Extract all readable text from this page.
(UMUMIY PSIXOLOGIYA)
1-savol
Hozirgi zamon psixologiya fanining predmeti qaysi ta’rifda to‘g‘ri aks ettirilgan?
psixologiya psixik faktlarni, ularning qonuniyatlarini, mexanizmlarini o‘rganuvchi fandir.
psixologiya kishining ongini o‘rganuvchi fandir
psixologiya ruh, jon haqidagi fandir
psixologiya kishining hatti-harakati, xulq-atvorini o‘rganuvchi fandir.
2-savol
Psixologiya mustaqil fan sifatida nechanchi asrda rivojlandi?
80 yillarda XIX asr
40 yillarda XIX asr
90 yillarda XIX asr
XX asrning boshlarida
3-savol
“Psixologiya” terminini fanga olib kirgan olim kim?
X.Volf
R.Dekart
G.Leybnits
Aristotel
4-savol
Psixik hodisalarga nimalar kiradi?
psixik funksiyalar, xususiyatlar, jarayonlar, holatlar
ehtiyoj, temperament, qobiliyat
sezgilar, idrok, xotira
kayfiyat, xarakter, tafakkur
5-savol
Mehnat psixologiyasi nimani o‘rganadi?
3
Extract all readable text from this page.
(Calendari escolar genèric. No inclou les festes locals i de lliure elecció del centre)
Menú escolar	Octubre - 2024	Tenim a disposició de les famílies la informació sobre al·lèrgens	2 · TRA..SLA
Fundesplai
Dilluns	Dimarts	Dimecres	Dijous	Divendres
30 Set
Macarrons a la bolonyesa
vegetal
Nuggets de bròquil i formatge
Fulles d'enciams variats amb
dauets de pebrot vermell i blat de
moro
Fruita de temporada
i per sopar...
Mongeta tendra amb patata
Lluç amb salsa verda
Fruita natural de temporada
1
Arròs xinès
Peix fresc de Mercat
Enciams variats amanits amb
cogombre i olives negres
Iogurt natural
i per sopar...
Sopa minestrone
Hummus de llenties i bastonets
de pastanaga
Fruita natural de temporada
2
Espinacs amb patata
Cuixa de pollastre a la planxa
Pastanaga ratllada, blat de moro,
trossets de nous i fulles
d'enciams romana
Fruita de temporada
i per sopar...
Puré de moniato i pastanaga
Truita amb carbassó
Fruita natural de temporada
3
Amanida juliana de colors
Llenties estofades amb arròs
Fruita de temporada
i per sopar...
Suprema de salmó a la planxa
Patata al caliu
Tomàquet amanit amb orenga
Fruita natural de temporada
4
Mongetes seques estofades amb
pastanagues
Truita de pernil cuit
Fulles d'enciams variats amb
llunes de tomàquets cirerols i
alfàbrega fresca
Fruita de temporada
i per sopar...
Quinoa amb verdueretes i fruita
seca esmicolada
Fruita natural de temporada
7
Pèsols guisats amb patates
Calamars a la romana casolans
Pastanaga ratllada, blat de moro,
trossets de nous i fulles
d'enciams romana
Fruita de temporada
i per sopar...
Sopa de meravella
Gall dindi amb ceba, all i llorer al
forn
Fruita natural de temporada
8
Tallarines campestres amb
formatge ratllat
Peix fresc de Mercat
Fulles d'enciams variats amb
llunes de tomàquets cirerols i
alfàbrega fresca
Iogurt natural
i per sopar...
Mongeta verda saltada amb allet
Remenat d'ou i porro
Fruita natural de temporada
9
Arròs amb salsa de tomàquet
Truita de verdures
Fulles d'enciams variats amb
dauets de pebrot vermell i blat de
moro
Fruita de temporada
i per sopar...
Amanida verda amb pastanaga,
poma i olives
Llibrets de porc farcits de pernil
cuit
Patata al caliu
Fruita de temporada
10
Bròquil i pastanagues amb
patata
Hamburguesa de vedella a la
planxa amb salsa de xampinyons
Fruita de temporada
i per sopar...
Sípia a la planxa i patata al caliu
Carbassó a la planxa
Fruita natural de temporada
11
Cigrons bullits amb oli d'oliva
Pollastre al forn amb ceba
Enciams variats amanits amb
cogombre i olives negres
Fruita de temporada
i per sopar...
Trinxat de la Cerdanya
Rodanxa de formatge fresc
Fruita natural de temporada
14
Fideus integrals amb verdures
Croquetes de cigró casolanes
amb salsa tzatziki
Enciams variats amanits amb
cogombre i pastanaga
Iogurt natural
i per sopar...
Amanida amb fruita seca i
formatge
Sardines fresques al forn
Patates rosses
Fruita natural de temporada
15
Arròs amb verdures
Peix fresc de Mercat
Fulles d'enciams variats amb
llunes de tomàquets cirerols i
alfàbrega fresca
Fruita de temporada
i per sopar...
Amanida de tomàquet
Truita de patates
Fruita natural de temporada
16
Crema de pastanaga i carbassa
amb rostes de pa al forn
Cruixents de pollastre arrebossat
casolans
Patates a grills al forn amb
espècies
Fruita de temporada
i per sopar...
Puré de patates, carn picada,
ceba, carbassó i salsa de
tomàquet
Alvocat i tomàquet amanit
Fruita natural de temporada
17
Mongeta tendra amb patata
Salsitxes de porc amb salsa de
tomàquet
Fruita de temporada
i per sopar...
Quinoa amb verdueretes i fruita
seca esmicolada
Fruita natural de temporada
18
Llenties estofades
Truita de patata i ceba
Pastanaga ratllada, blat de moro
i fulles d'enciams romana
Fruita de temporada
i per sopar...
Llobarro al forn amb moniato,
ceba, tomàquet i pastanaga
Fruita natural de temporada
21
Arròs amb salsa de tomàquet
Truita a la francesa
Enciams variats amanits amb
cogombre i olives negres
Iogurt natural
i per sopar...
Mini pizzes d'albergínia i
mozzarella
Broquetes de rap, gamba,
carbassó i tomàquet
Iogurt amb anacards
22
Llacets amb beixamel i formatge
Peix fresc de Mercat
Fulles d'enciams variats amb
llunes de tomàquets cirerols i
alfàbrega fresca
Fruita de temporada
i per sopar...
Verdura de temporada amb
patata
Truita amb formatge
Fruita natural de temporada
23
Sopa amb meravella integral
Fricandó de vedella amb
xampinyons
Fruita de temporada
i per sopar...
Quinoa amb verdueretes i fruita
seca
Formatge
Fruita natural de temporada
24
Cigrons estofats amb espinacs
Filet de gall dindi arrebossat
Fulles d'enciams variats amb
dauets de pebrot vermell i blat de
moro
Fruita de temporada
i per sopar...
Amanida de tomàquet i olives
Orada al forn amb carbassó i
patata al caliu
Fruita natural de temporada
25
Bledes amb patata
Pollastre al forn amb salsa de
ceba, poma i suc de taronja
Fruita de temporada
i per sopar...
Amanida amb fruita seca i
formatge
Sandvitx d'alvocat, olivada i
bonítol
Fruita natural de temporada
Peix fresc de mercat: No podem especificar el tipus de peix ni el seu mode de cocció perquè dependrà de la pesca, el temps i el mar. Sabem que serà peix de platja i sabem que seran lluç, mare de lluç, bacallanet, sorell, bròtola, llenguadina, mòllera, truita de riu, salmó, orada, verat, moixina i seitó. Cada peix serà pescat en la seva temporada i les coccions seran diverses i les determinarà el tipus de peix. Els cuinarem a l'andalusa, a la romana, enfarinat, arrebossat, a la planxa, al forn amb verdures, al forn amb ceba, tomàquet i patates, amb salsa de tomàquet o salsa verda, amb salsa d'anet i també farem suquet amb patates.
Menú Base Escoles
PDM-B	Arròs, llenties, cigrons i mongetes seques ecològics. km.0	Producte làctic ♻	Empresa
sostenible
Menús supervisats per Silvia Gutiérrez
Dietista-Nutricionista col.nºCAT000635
━━━━━━
▶ [What is asked]
Repeat the records above in full, character for character.

▶ [Reply]
Extract all readable text from this page.
(UMUMIY PSIXOLOGIYA)
1-savol
Hozirgi zamon psixologiya fanining predmeti qaysi ta’rifda to‘g‘ri aks ettirilgan?
psixologiya psixik faktlarni, ularning qonuniyatlarini, mexanizmlarini o‘rganuvchi fandir.
psixologiya kishining ongini o‘rganuvchi fandir
psixologiya ruh, jon haqidagi fandir
psixologiya kishining hatti-harakati, xulq-atvorini o‘rganuvchi fandir.
2-savol
Psixologiya mustaqil fan sifatida nechanchi asrda rivojlandi?
80 yillarda XIX asr
40 yillarda XIX asr
90 yillarda XIX asr
XX asrning boshlarida
3-savol
“Psixologiya” terminini fanga olib kirgan olim kim?
X.Volf
R.Dekart
G.Leybnits
Aristotel
4-savol
Psixik hodisalarga nimalar kiradi?
psixik funksiyalar, xususiyatlar, jarayonlar, holatlar
ehtiyoj, temperament, qobiliyat
sezgilar, idrok, xotira
kayfiyat, xarakter, tafakkur
5-savol
Mehnat psixologiyasi nimani o‘rganadi?
3
Extract all readable text from this page.
(Calendari escolar genèric. No inclou les festes locals i de lliure elecció del centre)
Menú escolar	Octubre - 2024	Tenim a disposició de les famílies la informació sobre al·lèrgens	2 · TRA..SLA
Fundesplai
Dilluns	Dimarts	Dimecres	Dijous	Divendres
30 Set
Macarrons a la bolonyesa
vegetal
Nuggets de bròquil i formatge
Fulles d'enciams variats amb
dauets de pebrot vermell i blat de
moro
Fruita de temporada
i per sopar...
Mongeta tendra amb patata
Lluç amb salsa verda
Fruita natural de temporada
1
Arròs xinès
Peix fresc de Mercat
Enciams variats amanits amb
cogombre i olives negres
Iogurt natural
i per sopar...
Sopa minestrone
Hummus de llenties i bastonets
de pastanaga
Fruita natural de temporada
2
Espinacs amb patata
Cuixa de pollastre a la planxa
Pastanaga ratllada, blat de moro,
trossets de nous i fulles
d'enciams romana
Fruita de temporada
i per sopar...
Puré de moniato i pastanaga
Truita amb carbassó
Fruita natural de temporada
3
Amanida juliana de colors
Llenties estofades amb arròs
Fruita de temporada
i per sopar...
Suprema de salmó a la planxa
Patata al caliu
Tomàquet amanit amb orenga
Fruita natural de temporada
4
Mongetes seques estofades amb
pastanagues
Truita de pernil cuit
Fulles d'enciams variats amb
llunes de tomàquets cirerols i
alfàbrega fresca
Fruita de temporada
i per sopar...
Quinoa amb verdueretes i fruita
seca esmicolada
Fruita natural de temporada
7
Pèsols guisats amb patates
Calamars a la romana casolans
Pastanaga ratllada, blat de moro,
trossets de nous i fulles
d'enciams romana
Fruita de temporada
i per sopar...
Sopa de meravella
Gall dindi amb ceba, all i llorer al
forn
Fruita natural de temporada
8
Tallarines campestres amb
formatge ratllat
Peix fresc de Mercat
Fulles d'enciams variats amb
llunes de tomàquets cirerols i
alfàbrega fresca
Iogurt natural
i per sopar...
Mongeta verda saltada amb allet
Remenat d'ou i porro
Fruita natural de temporada
9
Arròs amb salsa de tomàquet
Truita de verdures
Fulles d'enciams variats amb
dauets de pebrot vermell i blat de
moro
Fruita de temporada
i per sopar...
Amanida verda amb pastanaga,
poma i olives
Llibrets de porc farcits de pernil
cuit
Patata al caliu
Fruita de temporada
10
Bròquil i pastanagues amb
patata
Hamburguesa de vedella a la
planxa amb salsa de xampinyons
Fruita de temporada
i per sopar...
Sípia a la planxa i patata al caliu
Carbassó a la planxa
Fruita natural de temporada
11
Cigrons bullits amb oli d'oliva
Pollastre al forn amb ceba
Enciams variats amanits amb
cogombre i olives negres
Fruita de temporada
i per sopar...
Trinxat de la Cerdanya
Rodanxa de formatge fresc
Fruita natural de temporada
14
Fideus integrals amb verdures
Croquetes de cigró casolanes
amb salsa tzatziki
Enciams variats amanits amb
cogombre i pastanaga
Iogurt natural
i per sopar...
Amanida amb fruita seca i
formatge
Sardines fresques al forn
Patates rosses
Fruita natural de temporada
15
Arròs amb verdures
Peix fresc de Mercat
Fulles d'enciams variats amb
llunes de tomàquets cirerols i
alfàbrega fresca
Fruita de temporada
i per sopar...
Amanida de tomàquet
Truita de patates
Fruita natural de temporada
16
Crema de pastanaga i carbassa
amb rostes de pa al forn
Cruixents de pollastre arrebossat
casolans
Patates a grills al forn amb
espècies
Fruita de temporada
i per sopar...
Puré de patates, carn picada,
ceba, carbassó i salsa de
tomàquet
Alvocat i tomàquet amanit
Fruita natural de temporada
17
Mongeta tendra amb patata
Salsitxes de porc amb salsa de
tomàquet
Fruita de temporada
i per sopar...
Quinoa amb verdueretes i fruita
seca esmicolada
Fruita natural de temporada
18
Llenties estofades
Truita de patata i ceba
Pastanaga ratllada, blat de moro
i fulles d'enciams romana
Fruita de temporada
i per sopar...
Llobarro al forn amb moniato,
ceba, tomàquet i pastanaga
Fruita natural de temporada
21
Arròs amb salsa de tomàquet
Truita a la francesa
Enciams variats amanits amb
cogombre i olives negres
Iogurt natural
i per sopar...
Mini pizzes d'albergínia i
mozzarella
Broquetes de rap, gamba,
carbassó i tomàquet
Iogurt amb anacards
22
Llacets amb beixamel i formatge
Peix fresc de Mercat
Fulles d'enciams variats amb
llunes de tomàquets cirerols i
alfàbrega fresca
Fruita de temporada
i per sopar...
Verdura de temporada amb
patata
Truita amb formatge
Fruita natural de temporada
23
Sopa amb meravella integral
Fricandó de vedella amb
xampinyons
Fruita de temporada
i per sopar...
Quinoa amb verdueretes i fruita
seca
Formatge
Fruita natural de temporada
24
Cigrons estofats amb espinacs
Filet de gall dindi arrebossat
Fulles d'enciams variats amb
dauets de pebrot vermell i blat de
moro
Fruita de temporada
i per sopar...
Amanida de tomàquet i olives
Orada al forn amb carbassó i
patata al caliu
Fruita natural de temporada
25
Bledes amb patata
Pollastre al forn amb salsa de
ceba, poma i suc de taronja
Fruita de temporada
i per sopar...
Amanida amb fruita seca i
formatge
Sandvitx d'alvocat, olivada i
bonítol
Fruita natural de temporada
Peix fresc de mercat: No podem especificar el tipus de peix ni el seu mode de cocció perquè dependrà de la pesca, el temps i el mar. Sabem que serà peix de platja i sabem que seran lluç, mare de lluç, bacallanet, sorell, bròtola, llenguadina, mòllera, truita de riu, salmó, orada, verat, moixina i seitó. Cada peix serà pescat en la seva temporada i les coccions seran diverses i les determinarà el tipus de peix. Els cuinarem a l'andalusa, a la romana, enfarinat, arrebossat, a la planxa, al forn amb verdures, al forn amb ceba, tomàquet i patates, amb salsa de tomàquet o salsa verda, amb salsa d'anet i també farem suquet amb patates.
Menú Base Escoles
PDM-B	Arròs, llenties, cigrons i mongetes seques ecològics. km.0	Producte làctic ♻	Empresa
sostenible
Menús supervisats per Silvia Gutiérrez
Dietista-Nutricionista col.nºCAT000635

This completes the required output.